The Trinity, trees, and chocolate chip cookies

in Sermons on 06/26/19

All Saints by the Lake, Dorval

Trinity Sunday, Year C

In 2005, I had just started a summer job as a community forester with the Urban Resources Initiative in New Haven, an organization that worked with neighborhood people to create greenspaces and plant trees in the city.  One day, as we were selecting trees in the nursery, my boss told us that one should generally avoid planting trees in pairs.  One tree standing alone can be a focal point, he told us, but two is usually distracting – the eye doesn’t know where to rest.  If you want more than one tree in a particular location, you should have three; they form a much more dynamic pattern for the eye to roam over. Since I was also contemplating a Trinity Sunday sermon at the time, this remark stuck in my mind.

The Trinity didn’t come out of nowhere as a mature, developed idea.  The New Testament simply assumes that the Father, the Son and the Holy Spirit exist, and then talk about what they have done and will do.  It doesn’t get into the technical difficulties of exactly how Father, Son and Holy Spirit can be three and yet one.

In the first few centuries of the Church, though, the question of how the Trinity worked became a matter of passionate interest.  Were Christians polytheists?  How could Jesus be God’s Son and also be God?  And what was the deal with the Holy Spirit?

········

- _TASK LIST_:
1/ Answer these questions from the Trinity Sunday sermon.
(a) In 2005, which organization was the preacher working for as a community forester?
(b) If more than one tree is wanted in a particular location, how many should be planted, according to the boss?
(c) What does the sermon say the New Testament does not get into?
2/ Carry on the Trinity Sunday sermon from its final sentence, in the same voice.

- _DATASET ROWS_:
········

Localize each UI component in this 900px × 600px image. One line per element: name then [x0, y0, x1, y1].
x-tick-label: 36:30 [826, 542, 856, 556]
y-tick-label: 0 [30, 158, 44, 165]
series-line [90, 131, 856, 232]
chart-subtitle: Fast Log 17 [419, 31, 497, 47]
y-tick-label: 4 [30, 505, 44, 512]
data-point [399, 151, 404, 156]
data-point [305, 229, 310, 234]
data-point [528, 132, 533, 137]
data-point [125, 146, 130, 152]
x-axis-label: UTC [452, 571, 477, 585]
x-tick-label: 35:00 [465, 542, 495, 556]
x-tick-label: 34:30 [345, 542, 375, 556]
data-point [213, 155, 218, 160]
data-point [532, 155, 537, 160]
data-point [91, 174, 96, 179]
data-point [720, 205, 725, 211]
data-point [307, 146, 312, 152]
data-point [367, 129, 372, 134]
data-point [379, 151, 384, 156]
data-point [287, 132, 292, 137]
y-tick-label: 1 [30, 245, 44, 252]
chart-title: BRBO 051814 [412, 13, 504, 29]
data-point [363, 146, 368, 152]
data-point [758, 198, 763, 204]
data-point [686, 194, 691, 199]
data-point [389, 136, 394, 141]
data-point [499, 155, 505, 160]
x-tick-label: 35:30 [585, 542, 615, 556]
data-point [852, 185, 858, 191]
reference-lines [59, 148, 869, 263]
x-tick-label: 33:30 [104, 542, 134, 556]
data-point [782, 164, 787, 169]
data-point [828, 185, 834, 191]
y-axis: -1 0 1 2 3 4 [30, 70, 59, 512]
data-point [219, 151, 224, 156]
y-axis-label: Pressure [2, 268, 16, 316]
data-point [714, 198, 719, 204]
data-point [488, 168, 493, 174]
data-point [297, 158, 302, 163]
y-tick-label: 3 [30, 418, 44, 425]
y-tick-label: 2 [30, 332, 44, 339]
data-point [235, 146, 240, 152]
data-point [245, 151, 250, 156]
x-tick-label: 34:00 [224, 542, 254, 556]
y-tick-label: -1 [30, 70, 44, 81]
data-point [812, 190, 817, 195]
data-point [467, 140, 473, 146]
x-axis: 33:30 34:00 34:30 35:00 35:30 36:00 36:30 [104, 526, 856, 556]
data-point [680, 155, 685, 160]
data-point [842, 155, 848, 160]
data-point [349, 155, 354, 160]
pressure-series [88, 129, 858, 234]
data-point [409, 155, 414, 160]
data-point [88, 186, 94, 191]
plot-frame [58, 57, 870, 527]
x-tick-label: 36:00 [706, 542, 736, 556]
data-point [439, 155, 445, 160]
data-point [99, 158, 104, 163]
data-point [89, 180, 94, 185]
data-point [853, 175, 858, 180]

········

- _RESULTS BY TASK_:
1/
(a) The Urban Resources Initiative in New Haven.
(b) Three.
(c) The technical difficulties of exactly how Father, Son and Holy Spirit can be three and yet one.

2/
These debates, with the elaborate names of their heresies – Marcionism, Arianism, Docetism, Apollinarianism, Sabellianism, Patripassianism – sound arcane and irrelevant to us today, but they were a matter of intense concern to the people of the time, and had they gone differently than they did, we might be worshipping a Christ who is inferior to God the Father, or one who is not really a man at all; or a Father who suffered on the cross with his Son; or a Holy Spirit who calls us to reject the entire Old Testament heritage of the Church; or a Trinity which consists simply of one God who wears three masks, depending on what God is doing in a given moment.

 

The practical result of these upheavals was the Nicene Creed, which takes its name from the Council of Nicaea in 325 AD, at which the great theologian and pastor Athanasius won a conclusive debate against the heretic Arius.  The Council affirmed that the three persons of the Trinity are separate, yet indivisible; each individually and fully God, but not completely God except when they are together.

God the Father created the world, but he did so through the already existing Word, as the Holy Spirit brooded over the face of the waters.  Christ redeemed the world, but only through the will of the Father and in the Holy Spirit.  The Spirit inspires the church and renews the face of the earth, but can do so only because she proceeds from the rest of the Godhead.  We say the words of a Creed every time we celebrate the Eucharist; they are the most basic statement of what we think about God.

In other words, what we think about the Trinity matters.  It affects what we think about God and therefore what we think God is calling us to do.  And against the insistence of simple arithmetic that three can never equal one, we Christians persist in claiming that a God who is understood as both three and one comes the closest to the Church’s lived experience from its earliest centuries to today.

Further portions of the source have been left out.